§ Problem statement: Omit the images, then output each of the records below exactly.

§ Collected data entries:

⟨

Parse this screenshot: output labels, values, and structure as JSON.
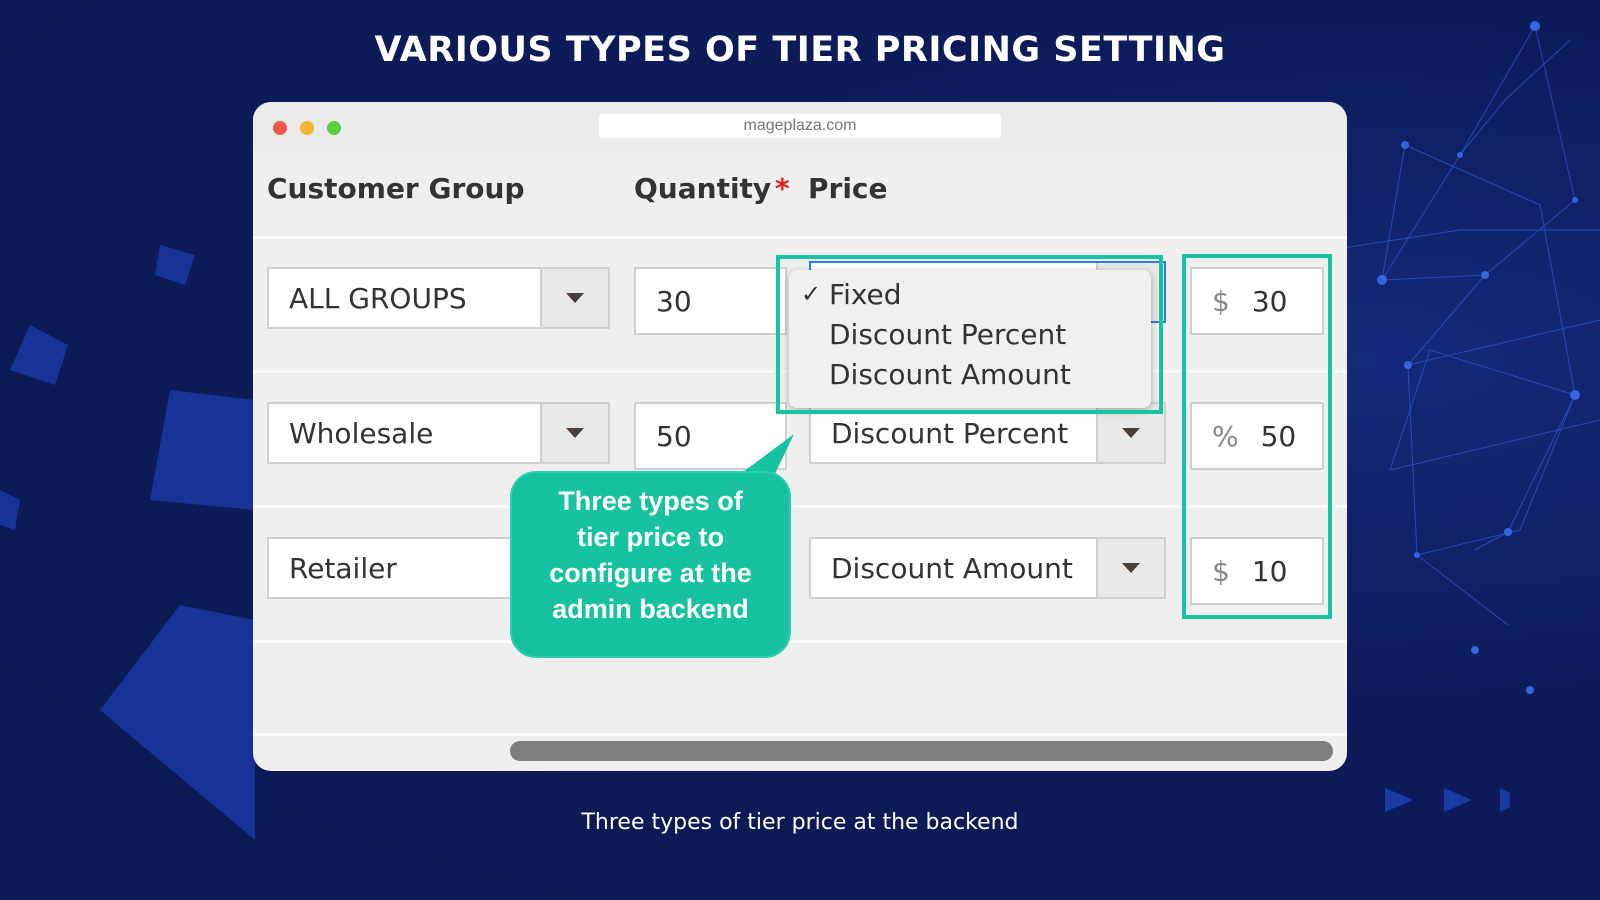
{
  "title": "VARIOUS TYPES OF TIER PRICING SETTING",
  "caption": "Three types of tier price at the backend",
  "browser": {
    "address": "mageplaza.com"
  },
  "columns": {
    "customer_group": "Customer Group",
    "quantity": "Quantity",
    "required": "*",
    "price": "Price"
  },
  "rows": [
    {
      "group": "ALL GROUPS",
      "qty": "30",
      "price_type": "Fixed",
      "symbol": "$",
      "amount": "30"
    },
    {
      "group": "Wholesale",
      "qty": "50",
      "price_type": "Discount Percent",
      "symbol": "%",
      "amount": "50"
    },
    {
      "group": "Retailer",
      "qty": "",
      "price_type": "Discount Amount",
      "symbol": "$",
      "amount": "10"
    }
  ],
  "dropdown": {
    "check": "✓",
    "options": [
      "Fixed",
      "Discount Percent",
      "Discount Amount"
    ],
    "selected": "Fixed"
  },
  "callout": {
    "lines": [
      "Three types of",
      "tier price to",
      "configure at the",
      "admin backend"
    ]
  },
  "colors": {
    "accent": "#17c3a2",
    "background": "#0c1a52",
    "required": "#e02020"
  }
}
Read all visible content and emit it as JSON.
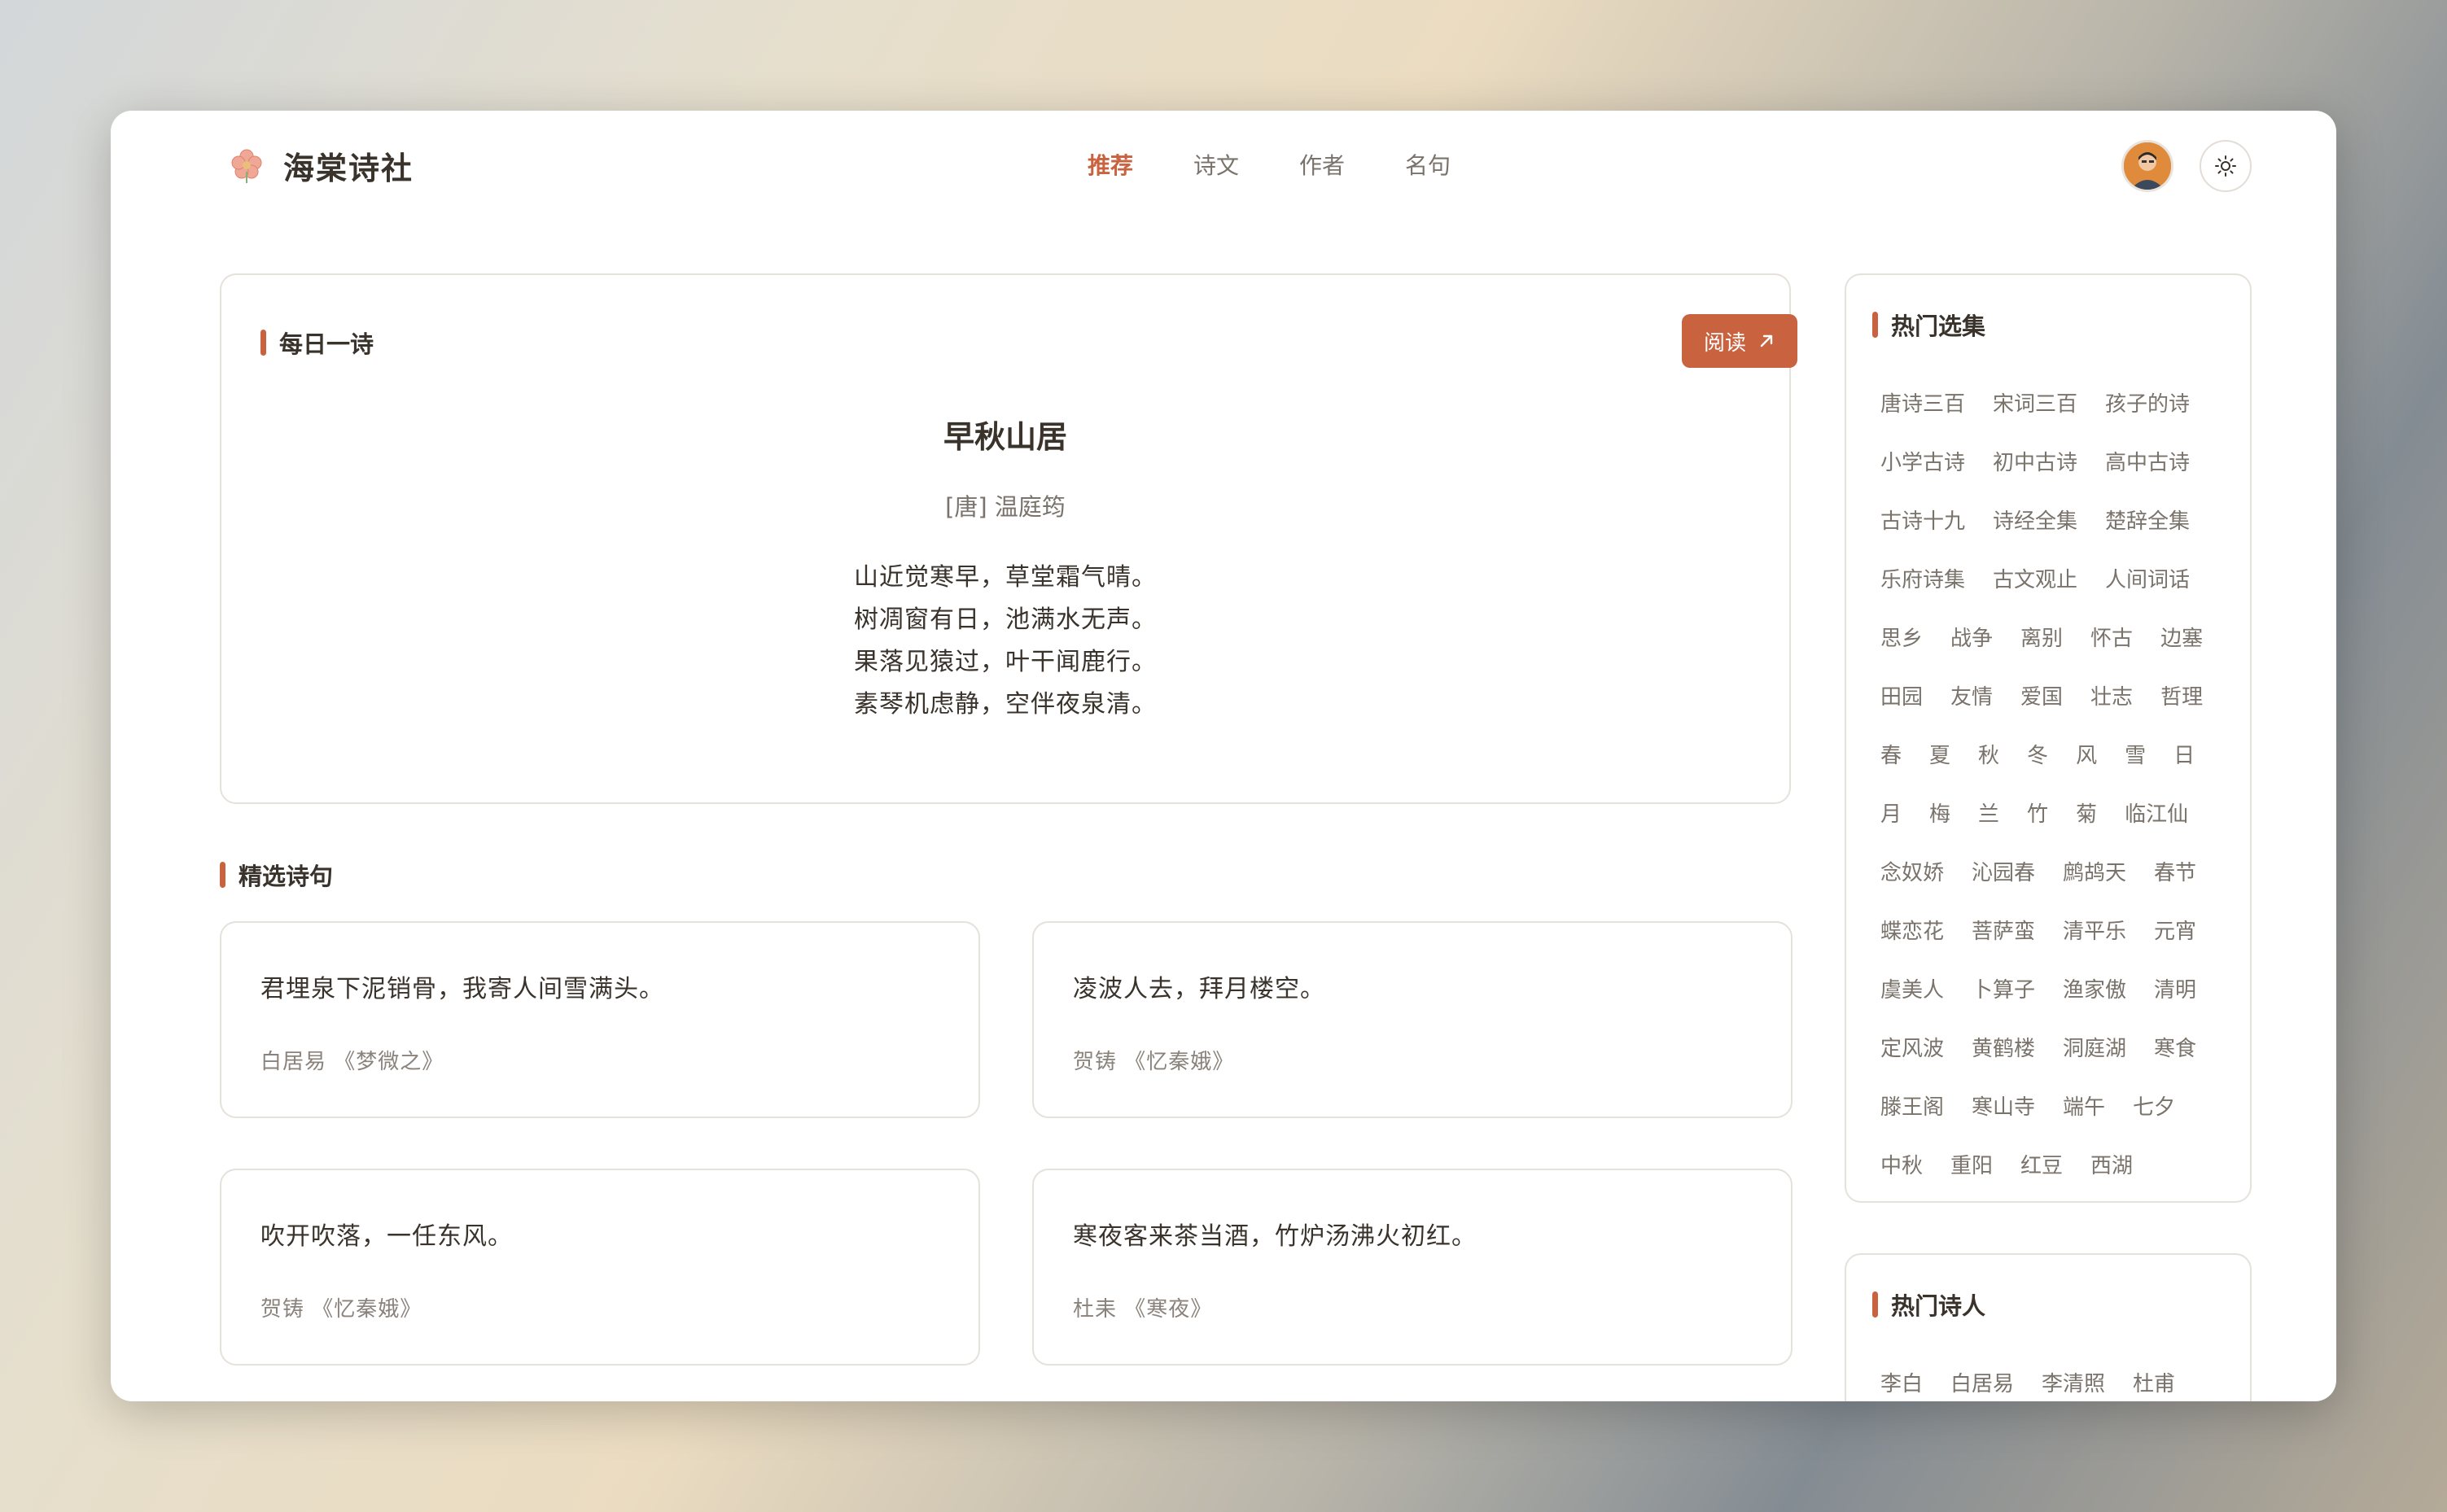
{
  "brand": {
    "name": "海棠诗社"
  },
  "nav": {
    "items": [
      "推荐",
      "诗文",
      "作者",
      "名句"
    ],
    "active": "推荐"
  },
  "daily": {
    "section_title": "每日一诗",
    "read_button": "阅读",
    "title": "早秋山居",
    "author": "[唐]  温庭筠",
    "lines": [
      "山近觉寒早，草堂霜气晴。",
      "树凋窗有日，池满水无声。",
      "果落见猿过，叶干闻鹿行。",
      "素琴机虑静，空伴夜泉清。"
    ]
  },
  "featured": {
    "section_title": "精选诗句",
    "quotes": [
      {
        "text": "君埋泉下泥销骨，我寄人间雪满头。",
        "source": "白居易 《梦微之》"
      },
      {
        "text": "凌波人去，拜月楼空。",
        "source": "贺铸 《忆秦娥》"
      },
      {
        "text": "吹开吹落，一任东风。",
        "source": "贺铸 《忆秦娥》"
      },
      {
        "text": "寒夜客来茶当酒，竹炉汤沸火初红。",
        "source": "杜耒 《寒夜》"
      }
    ]
  },
  "collections": {
    "section_title": "热门选集",
    "rows": [
      [
        "唐诗三百",
        "宋词三百",
        "孩子的诗"
      ],
      [
        "小学古诗",
        "初中古诗",
        "高中古诗"
      ],
      [
        "古诗十九",
        "诗经全集",
        "楚辞全集"
      ],
      [
        "乐府诗集",
        "古文观止",
        "人间词话"
      ],
      [
        "思乡",
        "战争",
        "离别",
        "怀古",
        "边塞"
      ],
      [
        "田园",
        "友情",
        "爱国",
        "壮志",
        "哲理"
      ],
      [
        "春",
        "夏",
        "秋",
        "冬",
        "风",
        "雪",
        "日"
      ],
      [
        "月",
        "梅",
        "兰",
        "竹",
        "菊",
        "临江仙"
      ],
      [
        "念奴娇",
        "沁园春",
        "鹧鸪天",
        "春节"
      ],
      [
        "蝶恋花",
        "菩萨蛮",
        "清平乐",
        "元宵"
      ],
      [
        "虞美人",
        "卜算子",
        "渔家傲",
        "清明"
      ],
      [
        "定风波",
        "黄鹤楼",
        "洞庭湖",
        "寒食"
      ],
      [
        "滕王阁",
        "寒山寺",
        "端午",
        "七夕"
      ],
      [
        "中秋",
        "重阳",
        "红豆",
        "西湖"
      ]
    ]
  },
  "poets": {
    "section_title": "热门诗人",
    "names": [
      "李白",
      "白居易",
      "李清照",
      "杜甫"
    ]
  },
  "colors": {
    "accent": "#c8623f",
    "text": "#3a332c",
    "muted": "#7a736b"
  },
  "icons": {
    "brand": "begonia-flower-icon",
    "theme": "sun-icon",
    "read": "arrow-up-right-icon"
  }
}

⟩

§ Result of this exercise:
Parse this screenshot: output labels, values, and structure as JSON.
{
  "title": "VARIOUS TYPES OF TIER PRICING SETTING",
  "caption": "Three types of tier price at the backend",
  "browser": {
    "address": "mageplaza.com"
  },
  "columns": {
    "customer_group": "Customer Group",
    "quantity": "Quantity",
    "required": "*",
    "price": "Price"
  },
  "rows": [
    {
      "group": "ALL GROUPS",
      "qty": "30",
      "price_type": "Fixed",
      "symbol": "$",
      "amount": "30"
    },
    {
      "group": "Wholesale",
      "qty": "50",
      "price_type": "Discount Percent",
      "symbol": "%",
      "amount": "50"
    },
    {
      "group": "Retailer",
      "qty": "",
      "price_type": "Discount Amount",
      "symbol": "$",
      "amount": "10"
    }
  ],
  "dropdown": {
    "check": "✓",
    "options": [
      "Fixed",
      "Discount Percent",
      "Discount Amount"
    ],
    "selected": "Fixed"
  },
  "callout": {
    "lines": [
      "Three types of",
      "tier price to",
      "configure at the",
      "admin backend"
    ]
  },
  "colors": {
    "accent": "#17c3a2",
    "background": "#0c1a52",
    "required": "#e02020"
  }
}
Read all visible content and emit it as JSON.
{
  "brand": {
    "name": "海棠诗社"
  },
  "nav": {
    "items": [
      "推荐",
      "诗文",
      "作者",
      "名句"
    ],
    "active": "推荐"
  },
  "daily": {
    "section_title": "每日一诗",
    "read_button": "阅读",
    "title": "早秋山居",
    "author": "[唐]  温庭筠",
    "lines": [
      "山近觉寒早，草堂霜气晴。",
      "树凋窗有日，池满水无声。",
      "果落见猿过，叶干闻鹿行。",
      "素琴机虑静，空伴夜泉清。"
    ]
  },
  "featured": {
    "section_title": "精选诗句",
    "quotes": [
      {
        "text": "君埋泉下泥销骨，我寄人间雪满头。",
        "source": "白居易 《梦微之》"
      },
      {
        "text": "凌波人去，拜月楼空。",
        "source": "贺铸 《忆秦娥》"
      },
      {
        "text": "吹开吹落，一任东风。",
        "source": "贺铸 《忆秦娥》"
      },
      {
        "text": "寒夜客来茶当酒，竹炉汤沸火初红。",
        "source": "杜耒 《寒夜》"
      }
    ]
  },
  "collections": {
    "section_title": "热门选集",
    "rows": [
      [
        "唐诗三百",
        "宋词三百",
        "孩子的诗"
      ],
      [
        "小学古诗",
        "初中古诗",
        "高中古诗"
      ],
      [
        "古诗十九",
        "诗经全集",
        "楚辞全集"
      ],
      [
        "乐府诗集",
        "古文观止",
        "人间词话"
      ],
      [
        "思乡",
        "战争",
        "离别",
        "怀古",
        "边塞"
      ],
      [
        "田园",
        "友情",
        "爱国",
        "壮志",
        "哲理"
      ],
      [
        "春",
        "夏",
        "秋",
        "冬",
        "风",
        "雪",
        "日"
      ],
      [
        "月",
        "梅",
        "兰",
        "竹",
        "菊",
        "临江仙"
      ],
      [
        "念奴娇",
        "沁园春",
        "鹧鸪天",
        "春节"
      ],
      [
        "蝶恋花",
        "菩萨蛮",
        "清平乐",
        "元宵"
      ],
      [
        "虞美人",
        "卜算子",
        "渔家傲",
        "清明"
      ],
      [
        "定风波",
        "黄鹤楼",
        "洞庭湖",
        "寒食"
      ],
      [
        "滕王阁",
        "寒山寺",
        "端午",
        "七夕"
      ],
      [
        "中秋",
        "重阳",
        "红豆",
        "西湖"
      ]
    ]
  },
  "poets": {
    "section_title": "热门诗人",
    "names": [
      "李白",
      "白居易",
      "李清照",
      "杜甫"
    ]
  },
  "colors": {
    "accent": "#c8623f",
    "text": "#3a332c",
    "muted": "#7a736b"
  },
  "icons": {
    "brand": "begonia-flower-icon",
    "theme": "sun-icon",
    "read": "arrow-up-right-icon"
  }
}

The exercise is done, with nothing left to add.